> **Data in this exercise**
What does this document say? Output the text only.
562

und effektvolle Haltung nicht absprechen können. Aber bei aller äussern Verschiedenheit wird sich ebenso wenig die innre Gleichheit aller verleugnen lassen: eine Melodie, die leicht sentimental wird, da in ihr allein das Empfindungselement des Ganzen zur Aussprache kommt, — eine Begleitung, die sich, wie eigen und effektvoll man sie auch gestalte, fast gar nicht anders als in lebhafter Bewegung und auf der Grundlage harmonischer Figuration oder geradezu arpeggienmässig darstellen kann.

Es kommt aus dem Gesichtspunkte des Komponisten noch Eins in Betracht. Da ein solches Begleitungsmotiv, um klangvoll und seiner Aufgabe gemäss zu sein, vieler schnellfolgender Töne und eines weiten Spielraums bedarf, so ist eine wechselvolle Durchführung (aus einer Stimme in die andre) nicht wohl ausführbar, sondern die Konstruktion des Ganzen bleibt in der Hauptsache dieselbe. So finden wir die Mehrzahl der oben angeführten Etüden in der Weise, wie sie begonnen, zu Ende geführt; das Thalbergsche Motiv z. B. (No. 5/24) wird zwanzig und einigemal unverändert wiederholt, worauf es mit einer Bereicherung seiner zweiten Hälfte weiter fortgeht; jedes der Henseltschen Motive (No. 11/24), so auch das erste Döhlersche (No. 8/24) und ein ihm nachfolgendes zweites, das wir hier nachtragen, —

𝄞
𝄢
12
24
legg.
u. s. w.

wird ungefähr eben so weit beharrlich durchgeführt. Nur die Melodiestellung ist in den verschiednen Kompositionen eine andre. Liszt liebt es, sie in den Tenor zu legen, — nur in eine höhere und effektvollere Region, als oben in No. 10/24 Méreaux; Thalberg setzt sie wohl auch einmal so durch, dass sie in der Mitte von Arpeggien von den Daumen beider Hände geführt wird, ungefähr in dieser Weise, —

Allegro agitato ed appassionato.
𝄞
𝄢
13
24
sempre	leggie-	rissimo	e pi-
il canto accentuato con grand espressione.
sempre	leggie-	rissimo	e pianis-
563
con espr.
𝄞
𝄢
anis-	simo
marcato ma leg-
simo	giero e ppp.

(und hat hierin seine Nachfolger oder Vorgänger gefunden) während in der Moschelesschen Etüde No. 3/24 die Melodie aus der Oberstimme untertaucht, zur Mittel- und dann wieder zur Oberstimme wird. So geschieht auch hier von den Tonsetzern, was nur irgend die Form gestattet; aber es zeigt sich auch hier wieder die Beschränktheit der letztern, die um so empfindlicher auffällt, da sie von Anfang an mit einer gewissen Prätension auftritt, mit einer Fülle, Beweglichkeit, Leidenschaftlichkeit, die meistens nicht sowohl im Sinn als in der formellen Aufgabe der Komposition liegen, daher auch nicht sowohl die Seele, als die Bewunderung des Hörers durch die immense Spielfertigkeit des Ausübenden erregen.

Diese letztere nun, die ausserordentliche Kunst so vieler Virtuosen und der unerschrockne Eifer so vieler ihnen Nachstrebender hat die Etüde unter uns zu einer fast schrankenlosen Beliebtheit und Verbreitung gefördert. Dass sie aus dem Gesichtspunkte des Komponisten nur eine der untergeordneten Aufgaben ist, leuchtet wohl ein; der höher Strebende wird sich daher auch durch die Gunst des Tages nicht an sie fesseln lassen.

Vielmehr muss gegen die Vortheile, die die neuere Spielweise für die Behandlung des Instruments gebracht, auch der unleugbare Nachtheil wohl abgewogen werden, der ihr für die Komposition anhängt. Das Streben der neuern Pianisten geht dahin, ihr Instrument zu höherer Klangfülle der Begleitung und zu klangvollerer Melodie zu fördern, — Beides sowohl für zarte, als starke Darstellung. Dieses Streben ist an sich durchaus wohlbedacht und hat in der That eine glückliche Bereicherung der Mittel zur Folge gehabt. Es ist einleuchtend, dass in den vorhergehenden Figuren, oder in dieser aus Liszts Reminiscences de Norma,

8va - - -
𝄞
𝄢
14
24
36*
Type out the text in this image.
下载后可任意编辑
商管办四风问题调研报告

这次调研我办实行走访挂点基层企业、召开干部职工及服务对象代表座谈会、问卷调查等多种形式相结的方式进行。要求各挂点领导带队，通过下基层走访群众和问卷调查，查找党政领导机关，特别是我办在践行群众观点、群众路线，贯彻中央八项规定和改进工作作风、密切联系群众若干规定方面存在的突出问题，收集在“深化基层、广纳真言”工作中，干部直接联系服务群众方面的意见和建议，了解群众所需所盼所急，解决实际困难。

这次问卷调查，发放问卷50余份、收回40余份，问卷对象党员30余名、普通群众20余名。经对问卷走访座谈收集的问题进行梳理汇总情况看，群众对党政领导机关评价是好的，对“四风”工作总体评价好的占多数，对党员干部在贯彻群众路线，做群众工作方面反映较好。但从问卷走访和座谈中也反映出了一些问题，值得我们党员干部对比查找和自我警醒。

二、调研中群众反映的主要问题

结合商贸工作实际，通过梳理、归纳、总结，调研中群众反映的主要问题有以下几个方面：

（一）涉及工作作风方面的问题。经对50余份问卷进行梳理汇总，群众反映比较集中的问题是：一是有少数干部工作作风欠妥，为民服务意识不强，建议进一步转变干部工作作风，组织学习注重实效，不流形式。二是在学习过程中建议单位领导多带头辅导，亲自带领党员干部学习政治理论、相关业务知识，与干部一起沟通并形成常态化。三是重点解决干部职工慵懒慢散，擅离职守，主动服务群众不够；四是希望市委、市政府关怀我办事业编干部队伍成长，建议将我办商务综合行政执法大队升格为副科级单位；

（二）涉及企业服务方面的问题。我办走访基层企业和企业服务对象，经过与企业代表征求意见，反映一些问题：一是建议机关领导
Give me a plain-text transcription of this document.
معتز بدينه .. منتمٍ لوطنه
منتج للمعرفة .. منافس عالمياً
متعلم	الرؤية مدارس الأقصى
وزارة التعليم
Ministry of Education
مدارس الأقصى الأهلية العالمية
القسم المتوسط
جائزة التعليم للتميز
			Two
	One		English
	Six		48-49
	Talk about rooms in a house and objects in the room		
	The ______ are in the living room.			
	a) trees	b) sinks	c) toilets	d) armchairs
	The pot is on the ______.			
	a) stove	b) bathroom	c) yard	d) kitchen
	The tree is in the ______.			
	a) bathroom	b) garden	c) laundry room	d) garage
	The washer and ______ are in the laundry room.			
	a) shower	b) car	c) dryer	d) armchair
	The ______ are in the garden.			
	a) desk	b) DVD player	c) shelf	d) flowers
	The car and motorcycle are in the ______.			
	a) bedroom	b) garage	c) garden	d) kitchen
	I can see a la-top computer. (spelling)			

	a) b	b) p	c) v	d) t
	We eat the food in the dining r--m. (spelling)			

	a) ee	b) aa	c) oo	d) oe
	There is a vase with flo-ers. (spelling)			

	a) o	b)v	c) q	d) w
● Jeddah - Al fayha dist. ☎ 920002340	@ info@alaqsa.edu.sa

> **What is expected**
Reproduce every line of the data verbatim.

> **Solution for this problem**
What does this document say? Output the text only.
562

und effektvolle Haltung nicht absprechen können. Aber bei aller äussern Verschiedenheit wird sich ebenso wenig die innre Gleichheit aller verleugnen lassen: eine Melodie, die leicht sentimental wird, da in ihr allein das Empfindungselement des Ganzen zur Aussprache kommt, — eine Begleitung, die sich, wie eigen und effektvoll man sie auch gestalte, fast gar nicht anders als in lebhafter Bewegung und auf der Grundlage harmonischer Figuration oder geradezu arpeggienmässig darstellen kann.

Es kommt aus dem Gesichtspunkte des Komponisten noch Eins in Betracht. Da ein solches Begleitungsmotiv, um klangvoll und seiner Aufgabe gemäss zu sein, vieler schnellfolgender Töne und eines weiten Spielraums bedarf, so ist eine wechselvolle Durchführung (aus einer Stimme in die andre) nicht wohl ausführbar, sondern die Konstruktion des Ganzen bleibt in der Hauptsache dieselbe. So finden wir die Mehrzahl der oben angeführten Etüden in der Weise, wie sie begonnen, zu Ende geführt; das Thalbergsche Motiv z. B. (No. 5/24) wird zwanzig und einigemal unverändert wiederholt, worauf es mit einer Bereicherung seiner zweiten Hälfte weiter fortgeht; jedes der Henseltschen Motive (No. 11/24), so auch das erste Döhlersche (No. 8/24) und ein ihm nachfolgendes zweites, das wir hier nachtragen, —

𝄞
𝄢
12
24
legg.
u. s. w.

wird ungefähr eben so weit beharrlich durchgeführt. Nur die Melodiestellung ist in den verschiednen Kompositionen eine andre. Liszt liebt es, sie in den Tenor zu legen, — nur in eine höhere und effektvollere Region, als oben in No. 10/24 Méreaux; Thalberg setzt sie wohl auch einmal so durch, dass sie in der Mitte von Arpeggien von den Daumen beider Hände geführt wird, ungefähr in dieser Weise, —

Allegro agitato ed appassionato.
𝄞
𝄢
13
24
sempre	leggie-	rissimo	e pi-
il canto accentuato con grand espressione.
sempre	leggie-	rissimo	e pianis-
563
con espr.
𝄞
𝄢
anis-	simo
marcato ma leg-
simo	giero e ppp.

(und hat hierin seine Nachfolger oder Vorgänger gefunden) während in der Moschelesschen Etüde No. 3/24 die Melodie aus der Oberstimme untertaucht, zur Mittel- und dann wieder zur Oberstimme wird. So geschieht auch hier von den Tonsetzern, was nur irgend die Form gestattet; aber es zeigt sich auch hier wieder die Beschränktheit der letztern, die um so empfindlicher auffällt, da sie von Anfang an mit einer gewissen Prätension auftritt, mit einer Fülle, Beweglichkeit, Leidenschaftlichkeit, die meistens nicht sowohl im Sinn als in der formellen Aufgabe der Komposition liegen, daher auch nicht sowohl die Seele, als die Bewunderung des Hörers durch die immense Spielfertigkeit des Ausübenden erregen.

Diese letztere nun, die ausserordentliche Kunst so vieler Virtuosen und der unerschrockne Eifer so vieler ihnen Nachstrebender hat die Etüde unter uns zu einer fast schrankenlosen Beliebtheit und Verbreitung gefördert. Dass sie aus dem Gesichtspunkte des Komponisten nur eine der untergeordneten Aufgaben ist, leuchtet wohl ein; der höher Strebende wird sich daher auch durch die Gunst des Tages nicht an sie fesseln lassen.

Vielmehr muss gegen die Vortheile, die die neuere Spielweise für die Behandlung des Instruments gebracht, auch der unleugbare Nachtheil wohl abgewogen werden, der ihr für die Komposition anhängt. Das Streben der neuern Pianisten geht dahin, ihr Instrument zu höherer Klangfülle der Begleitung und zu klangvollerer Melodie zu fördern, — Beides sowohl für zarte, als starke Darstellung. Dieses Streben ist an sich durchaus wohlbedacht und hat in der That eine glückliche Bereicherung der Mittel zur Folge gehabt. Es ist einleuchtend, dass in den vorhergehenden Figuren, oder in dieser aus Liszts Reminiscences de Norma,

8va - - -
𝄞
𝄢
14
24
36*
Type out the text in this image.
下载后可任意编辑
商管办四风问题调研报告

这次调研我办实行走访挂点基层企业、召开干部职工及服务对象代表座谈会、问卷调查等多种形式相结的方式进行。要求各挂点领导带队，通过下基层走访群众和问卷调查，查找党政领导机关，特别是我办在践行群众观点、群众路线，贯彻中央八项规定和改进工作作风、密切联系群众若干规定方面存在的突出问题，收集在“深化基层、广纳真言”工作中，干部直接联系服务群众方面的意见和建议，了解群众所需所盼所急，解决实际困难。

这次问卷调查，发放问卷50余份、收回40余份，问卷对象党员30余名、普通群众20余名。经对问卷走访座谈收集的问题进行梳理汇总情况看，群众对党政领导机关评价是好的，对“四风”工作总体评价好的占多数，对党员干部在贯彻群众路线，做群众工作方面反映较好。但从问卷走访和座谈中也反映出了一些问题，值得我们党员干部对比查找和自我警醒。

二、调研中群众反映的主要问题

结合商贸工作实际，通过梳理、归纳、总结，调研中群众反映的主要问题有以下几个方面：

（一）涉及工作作风方面的问题。经对50余份问卷进行梳理汇总，群众反映比较集中的问题是：一是有少数干部工作作风欠妥，为民服务意识不强，建议进一步转变干部工作作风，组织学习注重实效，不流形式。二是在学习过程中建议单位领导多带头辅导，亲自带领党员干部学习政治理论、相关业务知识，与干部一起沟通并形成常态化。三是重点解决干部职工慵懒慢散，擅离职守，主动服务群众不够；四是希望市委、市政府关怀我办事业编干部队伍成长，建议将我办商务综合行政执法大队升格为副科级单位；

（二）涉及企业服务方面的问题。我办走访基层企业和企业服务对象，经过与企业代表征求意见，反映一些问题：一是建议机关领导
Give me a plain-text transcription of this document.
معتز بدينه .. منتمٍ لوطنه
منتج للمعرفة .. منافس عالمياً
متعلم	الرؤية مدارس الأقصى
وزارة التعليم
Ministry of Education
مدارس الأقصى الأهلية العالمية
القسم المتوسط
جائزة التعليم للتميز
			Two
	One		English
	Six		48-49
	Talk about rooms in a house and objects in the room		
	The ______ are in the living room.			
	a) trees	b) sinks	c) toilets	d) armchairs
	The pot is on the ______.			
	a) stove	b) bathroom	c) yard	d) kitchen
	The tree is in the ______.			
	a) bathroom	b) garden	c) laundry room	d) garage
	The washer and ______ are in the laundry room.			
	a) shower	b) car	c) dryer	d) armchair
	The ______ are in the garden.			
	a) desk	b) DVD player	c) shelf	d) flowers
	The car and motorcycle are in the ______.			
	a) bedroom	b) garage	c) garden	d) kitchen
	I can see a la-top computer. (spelling)			

	a) b	b) p	c) v	d) t
	We eat the food in the dining r--m. (spelling)			

	a) ee	b) aa	c) oo	d) oe
	There is a vase with flo-ers. (spelling)			

	a) o	b)v	c) q	d) w
● Jeddah - Al fayha dist. ☎ 920002340	@ info@alaqsa.edu.sa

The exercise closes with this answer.